+++ Records for processing
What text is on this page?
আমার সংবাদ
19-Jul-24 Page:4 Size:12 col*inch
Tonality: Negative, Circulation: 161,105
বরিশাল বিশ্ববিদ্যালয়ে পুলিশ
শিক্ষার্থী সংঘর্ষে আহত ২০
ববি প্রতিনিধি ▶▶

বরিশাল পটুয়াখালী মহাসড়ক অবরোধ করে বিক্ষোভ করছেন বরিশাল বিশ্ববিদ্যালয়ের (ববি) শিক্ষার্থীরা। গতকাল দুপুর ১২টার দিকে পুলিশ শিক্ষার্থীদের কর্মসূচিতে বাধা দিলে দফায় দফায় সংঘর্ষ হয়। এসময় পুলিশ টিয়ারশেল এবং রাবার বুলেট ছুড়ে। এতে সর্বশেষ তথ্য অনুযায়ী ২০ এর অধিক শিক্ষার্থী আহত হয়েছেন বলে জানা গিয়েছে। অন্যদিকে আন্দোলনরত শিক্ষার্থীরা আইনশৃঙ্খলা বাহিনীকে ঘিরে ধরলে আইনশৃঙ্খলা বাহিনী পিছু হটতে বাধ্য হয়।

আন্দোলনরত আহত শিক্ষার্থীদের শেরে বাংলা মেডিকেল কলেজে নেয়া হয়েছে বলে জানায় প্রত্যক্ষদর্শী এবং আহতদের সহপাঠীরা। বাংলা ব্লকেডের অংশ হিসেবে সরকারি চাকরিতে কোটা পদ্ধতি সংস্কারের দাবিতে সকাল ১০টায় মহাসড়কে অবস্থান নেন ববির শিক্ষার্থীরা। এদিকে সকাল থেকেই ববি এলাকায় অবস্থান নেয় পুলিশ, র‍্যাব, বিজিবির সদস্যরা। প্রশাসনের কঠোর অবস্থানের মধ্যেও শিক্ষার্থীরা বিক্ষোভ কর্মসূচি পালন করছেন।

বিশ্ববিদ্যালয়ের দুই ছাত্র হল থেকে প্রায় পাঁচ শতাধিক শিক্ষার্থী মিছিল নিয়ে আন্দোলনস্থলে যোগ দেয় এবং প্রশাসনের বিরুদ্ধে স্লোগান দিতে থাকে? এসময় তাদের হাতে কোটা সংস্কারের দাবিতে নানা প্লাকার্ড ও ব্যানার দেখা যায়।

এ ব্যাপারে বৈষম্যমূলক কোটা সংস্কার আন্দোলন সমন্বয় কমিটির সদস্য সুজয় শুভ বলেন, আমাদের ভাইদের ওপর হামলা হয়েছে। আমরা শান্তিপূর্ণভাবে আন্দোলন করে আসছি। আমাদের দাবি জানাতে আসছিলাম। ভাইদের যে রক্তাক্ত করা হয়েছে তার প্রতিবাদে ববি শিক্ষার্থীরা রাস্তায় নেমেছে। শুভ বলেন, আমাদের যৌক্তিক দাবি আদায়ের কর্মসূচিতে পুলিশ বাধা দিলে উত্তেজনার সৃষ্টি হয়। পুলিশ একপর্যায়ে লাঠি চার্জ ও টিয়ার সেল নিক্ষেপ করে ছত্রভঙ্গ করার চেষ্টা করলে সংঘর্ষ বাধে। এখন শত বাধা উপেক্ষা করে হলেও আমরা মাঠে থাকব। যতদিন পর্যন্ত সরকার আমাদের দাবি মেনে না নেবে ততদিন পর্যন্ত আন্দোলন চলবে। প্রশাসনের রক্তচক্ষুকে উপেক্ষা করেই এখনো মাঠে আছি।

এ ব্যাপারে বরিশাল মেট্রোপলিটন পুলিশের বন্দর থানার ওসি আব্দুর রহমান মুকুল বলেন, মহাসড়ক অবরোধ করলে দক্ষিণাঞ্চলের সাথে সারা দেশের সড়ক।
++++++
Instructions to follow:
Repeat the material in full, exactly as it stands.

Completed task:
What text is on this page?
আমার সংবাদ
19-Jul-24 Page:4 Size:12 col*inch
Tonality: Negative, Circulation: 161,105
বরিশাল বিশ্ববিদ্যালয়ে পুলিশ
শিক্ষার্থী সংঘর্ষে আহত ২০
ববি প্রতিনিধি ▶▶

বরিশাল পটুয়াখালী মহাসড়ক অবরোধ করে বিক্ষোভ করছেন বরিশাল বিশ্ববিদ্যালয়ের (ববি) শিক্ষার্থীরা। গতকাল দুপুর ১২টার দিকে পুলিশ শিক্ষার্থীদের কর্মসূচিতে বাধা দিলে দফায় দফায় সংঘর্ষ হয়। এসময় পুলিশ টিয়ারশেল এবং রাবার বুলেট ছুড়ে। এতে সর্বশেষ তথ্য অনুযায়ী ২০ এর অধিক শিক্ষার্থী আহত হয়েছেন বলে জানা গিয়েছে। অন্যদিকে আন্দোলনরত শিক্ষার্থীরা আইনশৃঙ্খলা বাহিনীকে ঘিরে ধরলে আইনশৃঙ্খলা বাহিনী পিছু হটতে বাধ্য হয়।

আন্দোলনরত আহত শিক্ষার্থীদের শেরে বাংলা মেডিকেল কলেজে নেয়া হয়েছে বলে জানায় প্রত্যক্ষদর্শী এবং আহতদের সহপাঠীরা। বাংলা ব্লকেডের অংশ হিসেবে সরকারি চাকরিতে কোটা পদ্ধতি সংস্কারের দাবিতে সকাল ১০টায় মহাসড়কে অবস্থান নেন ববির শিক্ষার্থীরা। এদিকে সকাল থেকেই ববি এলাকায় অবস্থান নেয় পুলিশ, র‍্যাব, বিজিবির সদস্যরা। প্রশাসনের কঠোর অবস্থানের মধ্যেও শিক্ষার্থীরা বিক্ষোভ কর্মসূচি পালন করছেন।

বিশ্ববিদ্যালয়ের দুই ছাত্র হল থেকে প্রায় পাঁচ শতাধিক শিক্ষার্থী মিছিল নিয়ে আন্দোলনস্থলে যোগ দেয় এবং প্রশাসনের বিরুদ্ধে স্লোগান দিতে থাকে? এসময় তাদের হাতে কোটা সংস্কারের দাবিতে নানা প্লাকার্ড ও ব্যানার দেখা যায়।

এ ব্যাপারে বৈষম্যমূলক কোটা সংস্কার আন্দোলন সমন্বয় কমিটির সদস্য সুজয় শুভ বলেন, আমাদের ভাইদের ওপর হামলা হয়েছে। আমরা শান্তিপূর্ণভাবে আন্দোলন করে আসছি। আমাদের দাবি জানাতে আসছিলাম। ভাইদের যে রক্তাক্ত করা হয়েছে তার প্রতিবাদে ববি শিক্ষার্থীরা রাস্তায় নেমেছে। শুভ বলেন, আমাদের যৌক্তিক দাবি আদায়ের কর্মসূচিতে পুলিশ বাধা দিলে উত্তেজনার সৃষ্টি হয়। পুলিশ একপর্যায়ে লাঠি চার্জ ও টিয়ার সেল নিক্ষেপ করে ছত্রভঙ্গ করার চেষ্টা করলে সংঘর্ষ বাধে। এখন শত বাধা উপেক্ষা করে হলেও আমরা মাঠে থাকব। যতদিন পর্যন্ত সরকার আমাদের দাবি মেনে না নেবে ততদিন পর্যন্ত আন্দোলন চলবে। প্রশাসনের রক্তচক্ষুকে উপেক্ষা করেই এখনো মাঠে আছি।

এ ব্যাপারে বরিশাল মেট্রোপলিটন পুলিশের বন্দর থানার ওসি আব্দুর রহমান মুকুল বলেন, মহাসড়ক অবরোধ করলে দক্ষিণাঞ্চলের সাথে সারা দেশের সড়ক।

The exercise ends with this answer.